> _EXERCISE TASK_:
Drop the pictures, then extract the listing word for word.

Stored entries
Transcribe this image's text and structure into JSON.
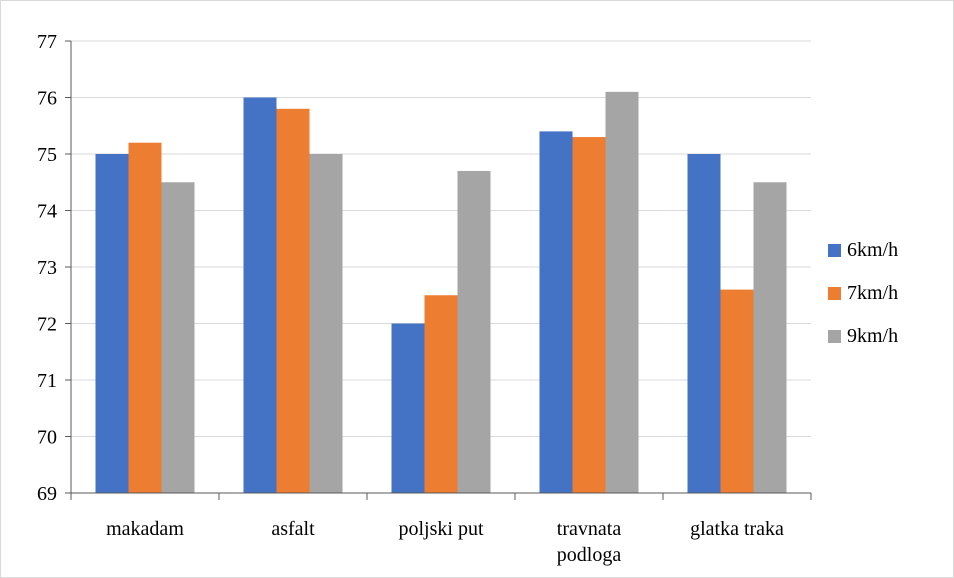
{
  "chart_data": {
    "type": "bar",
    "title": "",
    "xlabel": "",
    "ylabel": "",
    "categories": [
      [
        "makadam"
      ],
      [
        "asfalt"
      ],
      [
        "poljski put"
      ],
      [
        "travnata",
        "podloga"
      ],
      [
        "glatka traka"
      ]
    ],
    "series": [
      {
        "name": "6km/h",
        "color": "#4472c4",
        "values": [
          75.0,
          76.0,
          72.0,
          75.4,
          75.0
        ]
      },
      {
        "name": "7km/h",
        "color": "#ed7d31",
        "values": [
          75.2,
          75.8,
          72.5,
          75.3,
          72.6
        ]
      },
      {
        "name": "9km/h",
        "color": "#a5a5a5",
        "values": [
          74.5,
          75.0,
          74.7,
          76.1,
          74.5
        ]
      }
    ],
    "ylim": [
      69,
      77
    ],
    "yticks": [
      69,
      70,
      71,
      72,
      73,
      74,
      75,
      76,
      77
    ],
    "grid": true,
    "legend": "right"
  }
}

> _SOLUTION_:
Transcribe this image's text and structure into JSON.
{
  "chart_data": {
    "type": "bar",
    "title": "",
    "xlabel": "",
    "ylabel": "",
    "categories": [
      [
        "makadam"
      ],
      [
        "asfalt"
      ],
      [
        "poljski put"
      ],
      [
        "travnata",
        "podloga"
      ],
      [
        "glatka traka"
      ]
    ],
    "series": [
      {
        "name": "6km/h",
        "color": "#4472c4",
        "values": [
          75.0,
          76.0,
          72.0,
          75.4,
          75.0
        ]
      },
      {
        "name": "7km/h",
        "color": "#ed7d31",
        "values": [
          75.2,
          75.8,
          72.5,
          75.3,
          72.6
        ]
      },
      {
        "name": "9km/h",
        "color": "#a5a5a5",
        "values": [
          74.5,
          75.0,
          74.7,
          76.1,
          74.5
        ]
      }
    ],
    "ylim": [
      69,
      77
    ],
    "yticks": [
      69,
      70,
      71,
      72,
      73,
      74,
      75,
      76,
      77
    ],
    "grid": true,
    "legend": "right"
  }
}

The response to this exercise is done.